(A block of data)

————

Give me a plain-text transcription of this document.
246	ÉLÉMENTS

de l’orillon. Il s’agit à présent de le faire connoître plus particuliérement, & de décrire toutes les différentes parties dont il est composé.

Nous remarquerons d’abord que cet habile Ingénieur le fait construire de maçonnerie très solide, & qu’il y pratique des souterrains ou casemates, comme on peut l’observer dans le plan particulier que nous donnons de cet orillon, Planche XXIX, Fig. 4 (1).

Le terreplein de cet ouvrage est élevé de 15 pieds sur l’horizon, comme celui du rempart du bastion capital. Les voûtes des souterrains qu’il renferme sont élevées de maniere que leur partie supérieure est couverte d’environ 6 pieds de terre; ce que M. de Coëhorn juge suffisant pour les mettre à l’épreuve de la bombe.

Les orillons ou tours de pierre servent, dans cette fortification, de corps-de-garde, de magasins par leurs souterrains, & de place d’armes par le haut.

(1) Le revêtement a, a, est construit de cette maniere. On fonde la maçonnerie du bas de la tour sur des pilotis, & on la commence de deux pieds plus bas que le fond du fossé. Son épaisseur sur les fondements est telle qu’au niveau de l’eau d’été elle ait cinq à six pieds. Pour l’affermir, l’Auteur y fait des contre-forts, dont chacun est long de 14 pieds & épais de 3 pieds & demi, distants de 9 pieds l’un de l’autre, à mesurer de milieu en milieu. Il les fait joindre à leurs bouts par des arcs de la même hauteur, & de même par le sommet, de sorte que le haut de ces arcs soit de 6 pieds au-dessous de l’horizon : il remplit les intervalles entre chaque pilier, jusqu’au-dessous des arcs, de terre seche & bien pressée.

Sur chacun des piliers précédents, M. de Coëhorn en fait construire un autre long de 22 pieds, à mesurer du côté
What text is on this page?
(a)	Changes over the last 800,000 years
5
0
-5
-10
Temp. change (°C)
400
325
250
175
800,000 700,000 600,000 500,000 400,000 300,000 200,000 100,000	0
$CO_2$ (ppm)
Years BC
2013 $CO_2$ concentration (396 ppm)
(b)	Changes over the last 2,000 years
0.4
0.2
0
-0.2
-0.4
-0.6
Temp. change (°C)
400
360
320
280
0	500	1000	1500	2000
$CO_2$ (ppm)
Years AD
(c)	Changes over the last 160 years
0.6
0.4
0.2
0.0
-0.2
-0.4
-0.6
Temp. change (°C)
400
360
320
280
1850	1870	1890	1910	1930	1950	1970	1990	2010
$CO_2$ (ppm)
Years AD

————

▶ **Work instructions**
All of the records must be retyped exactly as they are.

▶ **The result**
Give me a plain-text transcription of this document.
246	ÉLÉMENTS

de l’orillon. Il s’agit à présent de le faire connoître plus particuliérement, & de décrire toutes les différentes parties dont il est composé.

Nous remarquerons d’abord que cet habile Ingénieur le fait construire de maçonnerie très solide, & qu’il y pratique des souterrains ou casemates, comme on peut l’observer dans le plan particulier que nous donnons de cet orillon, Planche XXIX, Fig. 4 (1).

Le terreplein de cet ouvrage est élevé de 15 pieds sur l’horizon, comme celui du rempart du bastion capital. Les voûtes des souterrains qu’il renferme sont élevées de maniere que leur partie supérieure est couverte d’environ 6 pieds de terre; ce que M. de Coëhorn juge suffisant pour les mettre à l’épreuve de la bombe.

Les orillons ou tours de pierre servent, dans cette fortification, de corps-de-garde, de magasins par leurs souterrains, & de place d’armes par le haut.

(1) Le revêtement a, a, est construit de cette maniere. On fonde la maçonnerie du bas de la tour sur des pilotis, & on la commence de deux pieds plus bas que le fond du fossé. Son épaisseur sur les fondements est telle qu’au niveau de l’eau d’été elle ait cinq à six pieds. Pour l’affermir, l’Auteur y fait des contre-forts, dont chacun est long de 14 pieds & épais de 3 pieds & demi, distants de 9 pieds l’un de l’autre, à mesurer de milieu en milieu. Il les fait joindre à leurs bouts par des arcs de la même hauteur, & de même par le sommet, de sorte que le haut de ces arcs soit de 6 pieds au-dessous de l’horizon : il remplit les intervalles entre chaque pilier, jusqu’au-dessous des arcs, de terre seche & bien pressée.

Sur chacun des piliers précédents, M. de Coëhorn en fait construire un autre long de 22 pieds, à mesurer du côté
What text is on this page?
(a)	Changes over the last 800,000 years
5
0
-5
-10
Temp. change (°C)
400
325
250
175
800,000 700,000 600,000 500,000 400,000 300,000 200,000 100,000	0
$CO_2$ (ppm)
Years BC
2013 $CO_2$ concentration (396 ppm)
(b)	Changes over the last 2,000 years
0.4
0.2
0
-0.2
-0.4
-0.6
Temp. change (°C)
400
360
320
280
0	500	1000	1500	2000
$CO_2$ (ppm)
Years AD
(c)	Changes over the last 160 years
0.6
0.4
0.2
0.0
-0.2
-0.4
-0.6
Temp. change (°C)
400
360
320
280
1850	1870	1890	1910	1930	1950	1970	1990	2010
$CO_2$ (ppm)
Years AD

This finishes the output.